TASK OBJECTIVE ▸ Pull out every line with the word "Правила" from the entries below.

PROVIDED RECORDS ▸
'''

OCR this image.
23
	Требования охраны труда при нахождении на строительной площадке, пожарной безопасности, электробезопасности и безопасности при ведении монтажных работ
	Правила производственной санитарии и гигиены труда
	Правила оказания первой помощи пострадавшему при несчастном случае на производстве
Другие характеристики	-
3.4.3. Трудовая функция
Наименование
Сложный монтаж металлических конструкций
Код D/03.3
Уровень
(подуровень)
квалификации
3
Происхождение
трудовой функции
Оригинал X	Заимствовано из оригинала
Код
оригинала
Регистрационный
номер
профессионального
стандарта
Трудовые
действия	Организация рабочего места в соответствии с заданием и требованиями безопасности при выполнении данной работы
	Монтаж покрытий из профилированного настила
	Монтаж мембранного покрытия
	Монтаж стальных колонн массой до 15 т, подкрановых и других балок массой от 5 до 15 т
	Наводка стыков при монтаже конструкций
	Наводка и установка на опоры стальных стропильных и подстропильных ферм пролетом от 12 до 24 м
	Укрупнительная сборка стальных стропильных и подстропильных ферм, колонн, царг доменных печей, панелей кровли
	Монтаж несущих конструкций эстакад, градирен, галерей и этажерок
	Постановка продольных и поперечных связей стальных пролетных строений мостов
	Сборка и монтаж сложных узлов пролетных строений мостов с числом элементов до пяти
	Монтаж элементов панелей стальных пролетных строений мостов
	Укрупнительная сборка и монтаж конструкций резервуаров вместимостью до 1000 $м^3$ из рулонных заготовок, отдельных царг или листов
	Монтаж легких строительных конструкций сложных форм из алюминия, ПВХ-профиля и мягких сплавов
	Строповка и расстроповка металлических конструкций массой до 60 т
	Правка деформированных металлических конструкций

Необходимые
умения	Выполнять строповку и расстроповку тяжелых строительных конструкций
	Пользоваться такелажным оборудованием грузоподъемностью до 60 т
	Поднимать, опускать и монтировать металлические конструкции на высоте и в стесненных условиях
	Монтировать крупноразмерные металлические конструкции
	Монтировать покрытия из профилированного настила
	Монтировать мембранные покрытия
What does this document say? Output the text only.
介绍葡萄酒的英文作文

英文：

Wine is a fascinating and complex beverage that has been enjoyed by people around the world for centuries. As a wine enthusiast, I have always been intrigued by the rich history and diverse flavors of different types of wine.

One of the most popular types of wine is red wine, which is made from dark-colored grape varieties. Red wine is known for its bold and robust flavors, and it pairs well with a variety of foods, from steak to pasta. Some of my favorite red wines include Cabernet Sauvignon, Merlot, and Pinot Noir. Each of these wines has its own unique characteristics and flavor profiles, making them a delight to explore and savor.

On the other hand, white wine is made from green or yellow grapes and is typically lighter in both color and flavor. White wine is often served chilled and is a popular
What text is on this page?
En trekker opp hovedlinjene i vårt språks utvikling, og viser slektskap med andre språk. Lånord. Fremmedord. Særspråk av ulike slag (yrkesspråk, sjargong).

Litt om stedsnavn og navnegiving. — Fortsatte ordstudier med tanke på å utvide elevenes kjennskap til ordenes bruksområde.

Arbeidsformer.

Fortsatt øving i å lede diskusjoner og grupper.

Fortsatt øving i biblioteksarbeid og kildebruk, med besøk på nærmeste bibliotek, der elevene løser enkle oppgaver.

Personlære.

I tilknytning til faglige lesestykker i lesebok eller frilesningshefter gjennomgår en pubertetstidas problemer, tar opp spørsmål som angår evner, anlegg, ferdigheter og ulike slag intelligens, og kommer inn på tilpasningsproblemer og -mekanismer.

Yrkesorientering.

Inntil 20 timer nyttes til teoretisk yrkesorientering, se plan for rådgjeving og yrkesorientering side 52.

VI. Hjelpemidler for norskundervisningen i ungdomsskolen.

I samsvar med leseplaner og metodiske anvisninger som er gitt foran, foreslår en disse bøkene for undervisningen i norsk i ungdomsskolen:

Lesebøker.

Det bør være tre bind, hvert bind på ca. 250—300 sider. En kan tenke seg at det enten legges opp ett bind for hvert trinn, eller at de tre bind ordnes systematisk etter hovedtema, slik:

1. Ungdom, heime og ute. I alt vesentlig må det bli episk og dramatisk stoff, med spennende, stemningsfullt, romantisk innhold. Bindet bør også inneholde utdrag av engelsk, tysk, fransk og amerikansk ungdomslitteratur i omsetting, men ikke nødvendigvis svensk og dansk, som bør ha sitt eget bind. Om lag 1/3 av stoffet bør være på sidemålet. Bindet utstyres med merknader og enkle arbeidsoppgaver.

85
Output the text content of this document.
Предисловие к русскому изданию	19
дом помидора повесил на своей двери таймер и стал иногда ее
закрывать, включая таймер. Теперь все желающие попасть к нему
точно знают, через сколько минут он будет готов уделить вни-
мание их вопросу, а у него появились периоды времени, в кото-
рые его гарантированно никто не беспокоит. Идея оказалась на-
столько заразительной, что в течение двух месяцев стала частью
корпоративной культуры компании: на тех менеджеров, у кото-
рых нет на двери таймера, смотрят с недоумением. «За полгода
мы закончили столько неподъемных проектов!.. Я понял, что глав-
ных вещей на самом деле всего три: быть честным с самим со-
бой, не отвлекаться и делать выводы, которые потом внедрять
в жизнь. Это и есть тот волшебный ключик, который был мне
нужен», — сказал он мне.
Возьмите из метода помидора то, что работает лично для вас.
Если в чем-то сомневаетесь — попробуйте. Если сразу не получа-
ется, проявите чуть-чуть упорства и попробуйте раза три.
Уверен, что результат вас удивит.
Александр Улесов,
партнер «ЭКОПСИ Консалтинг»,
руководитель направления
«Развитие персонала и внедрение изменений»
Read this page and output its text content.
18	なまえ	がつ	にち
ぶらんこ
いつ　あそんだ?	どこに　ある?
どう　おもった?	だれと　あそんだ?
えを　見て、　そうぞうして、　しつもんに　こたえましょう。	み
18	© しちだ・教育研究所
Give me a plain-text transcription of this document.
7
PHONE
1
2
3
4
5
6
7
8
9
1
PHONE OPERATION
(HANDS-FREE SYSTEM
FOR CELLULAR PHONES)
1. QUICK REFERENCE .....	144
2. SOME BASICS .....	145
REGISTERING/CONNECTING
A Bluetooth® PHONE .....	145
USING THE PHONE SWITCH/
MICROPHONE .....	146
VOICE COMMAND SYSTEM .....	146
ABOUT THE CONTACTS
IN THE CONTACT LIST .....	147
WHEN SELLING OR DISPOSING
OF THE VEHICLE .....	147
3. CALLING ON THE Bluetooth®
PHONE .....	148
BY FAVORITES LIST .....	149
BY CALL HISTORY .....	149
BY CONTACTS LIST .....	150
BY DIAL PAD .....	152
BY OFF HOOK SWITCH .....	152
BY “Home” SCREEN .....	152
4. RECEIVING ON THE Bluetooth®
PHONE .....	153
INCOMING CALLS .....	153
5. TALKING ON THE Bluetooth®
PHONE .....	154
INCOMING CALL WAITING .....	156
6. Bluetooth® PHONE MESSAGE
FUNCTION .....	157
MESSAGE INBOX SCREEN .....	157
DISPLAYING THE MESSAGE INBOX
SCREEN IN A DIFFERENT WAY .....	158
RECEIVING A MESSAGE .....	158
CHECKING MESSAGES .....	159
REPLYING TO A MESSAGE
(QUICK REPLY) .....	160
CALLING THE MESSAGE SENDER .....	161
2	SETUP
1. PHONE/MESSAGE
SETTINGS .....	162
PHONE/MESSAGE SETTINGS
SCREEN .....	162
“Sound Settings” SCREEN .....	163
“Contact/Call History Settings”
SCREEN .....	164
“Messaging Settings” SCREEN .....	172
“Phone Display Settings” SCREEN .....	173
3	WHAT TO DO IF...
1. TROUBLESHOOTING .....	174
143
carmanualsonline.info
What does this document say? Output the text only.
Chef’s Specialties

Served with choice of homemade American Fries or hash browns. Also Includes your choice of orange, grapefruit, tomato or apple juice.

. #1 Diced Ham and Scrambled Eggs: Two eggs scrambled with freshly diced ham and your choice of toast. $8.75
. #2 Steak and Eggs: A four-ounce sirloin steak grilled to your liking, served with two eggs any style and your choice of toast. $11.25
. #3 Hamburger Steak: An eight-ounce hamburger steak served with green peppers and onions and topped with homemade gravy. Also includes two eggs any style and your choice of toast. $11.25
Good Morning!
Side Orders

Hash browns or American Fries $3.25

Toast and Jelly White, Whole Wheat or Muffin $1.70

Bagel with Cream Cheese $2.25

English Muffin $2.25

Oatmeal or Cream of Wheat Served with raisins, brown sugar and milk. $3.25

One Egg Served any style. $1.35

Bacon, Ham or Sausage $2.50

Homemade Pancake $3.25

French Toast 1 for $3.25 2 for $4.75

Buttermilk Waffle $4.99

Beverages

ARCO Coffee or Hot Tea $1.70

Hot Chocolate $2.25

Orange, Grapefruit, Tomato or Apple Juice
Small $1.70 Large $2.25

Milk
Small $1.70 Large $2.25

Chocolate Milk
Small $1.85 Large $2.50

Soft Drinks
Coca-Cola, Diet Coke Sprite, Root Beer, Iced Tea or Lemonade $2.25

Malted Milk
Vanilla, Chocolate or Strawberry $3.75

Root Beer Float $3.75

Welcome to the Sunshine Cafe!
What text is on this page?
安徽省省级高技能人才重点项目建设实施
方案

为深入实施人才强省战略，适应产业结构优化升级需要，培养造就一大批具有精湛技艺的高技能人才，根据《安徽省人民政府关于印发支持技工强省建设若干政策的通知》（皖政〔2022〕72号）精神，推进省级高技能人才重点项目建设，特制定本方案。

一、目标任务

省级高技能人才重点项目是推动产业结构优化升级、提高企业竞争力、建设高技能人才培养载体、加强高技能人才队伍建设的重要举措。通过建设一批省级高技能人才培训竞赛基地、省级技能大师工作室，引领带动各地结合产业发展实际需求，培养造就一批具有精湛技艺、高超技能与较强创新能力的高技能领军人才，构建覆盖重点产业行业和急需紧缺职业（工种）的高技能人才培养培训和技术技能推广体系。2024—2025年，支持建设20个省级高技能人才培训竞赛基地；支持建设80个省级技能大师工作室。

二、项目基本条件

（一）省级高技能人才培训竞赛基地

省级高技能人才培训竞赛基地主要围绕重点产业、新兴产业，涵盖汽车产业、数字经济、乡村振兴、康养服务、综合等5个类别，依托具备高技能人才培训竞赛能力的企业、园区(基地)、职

'''

SOLUTION TO THIS TASK ▸
	Правила производственной санитарии и гигиены труда
	Правила оказания первой помощи пострадавшему при несчастном случае на производстве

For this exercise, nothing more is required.